▸ **REQUIREMENTS**:
a – Answer these questions from the passage on the novel Red or Dead, one line each:
(i) Who is the novel's central character?
(ii) At which stadium is the ceremonial game that appears in both books played?
(iii) What two things does the novel's narrative voice call to mind on first encounter?
b – Write a continuation of the passage on the novel Red or Dead, starting right after its last line.

▸ **TEXT BLOCK**:
Red or Dead’s central character, Bill Shankly, is likewise based on an actual British football manager who came to prominence in the 1960s and 1970s. The two books’ protagonists are contemporaries and competitors who grudgingly respect one another. Each is a significant presence in the mind of the other, and in both novels they exchange semi-aggressive congratulatory words on the post-game touchline. There is even a scene, a high-profile ceremonial game at Wembley Stadium, that appears in both, but with a markedly different meaning from book to book. In terms of ambition, however, there is no comparison. Red or Dead is the more ambitious novel by miles. It is big—715 pages as published in hardcover by Melville House—and it takes big stylistic risks in the pursuit of big ideas.
Though I would urge patience with Red or Dead’s narrative voice, I have no doubt that some readers will be immediately and irretrievably put off by it. On first encounter it calls to mind Rain Man, or a slightly buttoned-up Gertrude Stein:
In the winter-time, in the night-time, they remembered him. And then they came to him. In the winter-time, in the night-time. Not cap in hand, not on bended knee. Not this sort. But still they came. Here to Leeds Road, Huddersfield. Here on October 17, 1959. They came—
In the winter-time, in the night-time.

▸ **DATA SECTION**:
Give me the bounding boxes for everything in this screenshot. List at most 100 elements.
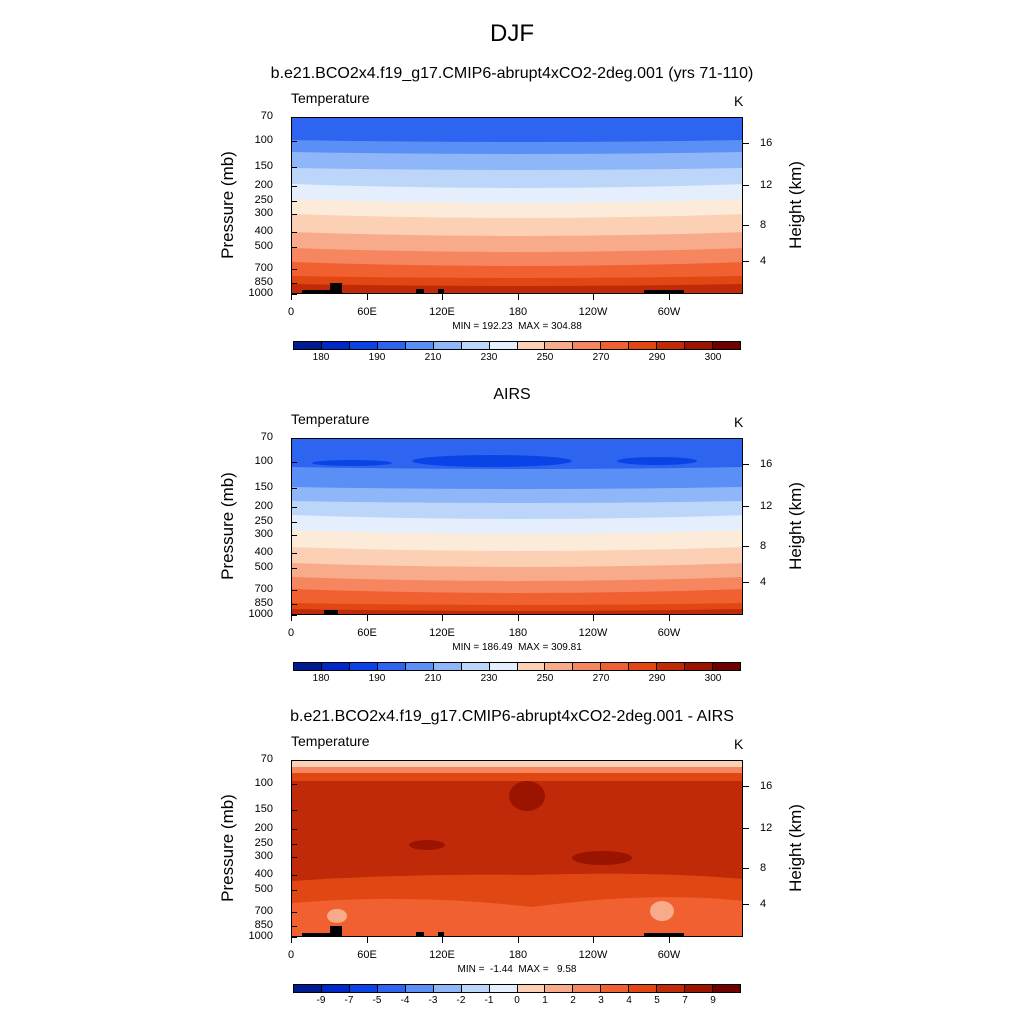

▸ **THE RESULTS**:
a –
(i) Bill Shankly
(ii) Wembley Stadium
(iii) Rain Man, and a slightly buttoned-up Gertrude Stein

b –
Winter-time, night-time—got it. Aside from this portentous litany, there is only the coming of a certain “they,” qualified with clichés (“cap in hand,” “bended knee”), proper nouns, and a date. As an opening, this would be laughable if the book continued on in a more conventional style. Instead, it quickly becomes clear, repetition is the novel’s basic structuring device, dominating nearly every paragraph, paragraphs themselves repurposed again and again with only slight variations. Though I’d begun the book hoping to prolong my immersion in the world of elite football, within ten pages the nuttiness of Peace’s style—nutty, at least, in terms of the book’s marketability in the United States—became my primary reason for reading. What on earth was he after? Was there any chance he could pull it off?
“They” are the directors of the Liverpool Football Club, and “him” is Shankly, who was hired away from a smaller town’s team in 1959 and remained Liverpool’s manager through 1974, by which point the team regularly competed at the highest levels of British and European football. Here he is arriving at Anfield, the Liverpool stadium, to begin his first season:
In Liverpool, at Anfield. Bill walked around the ground with Arthur Riley. Bill looked at the turnstiles and Bill looked at the stands. Bill looked at the seats and Bill looked at the toilets. Bill looked at the dressing rooms and Bill looked at the tunnel. And then Bill walked out onto the pitch. The Anfield pitch. Bill stood on the pitch, Bill stamped on the pitch. Once, twice. Bill shook his head. Once, twice. And Bill said, How do you water this pitch, Arthur? Where do you keep your watering equipment?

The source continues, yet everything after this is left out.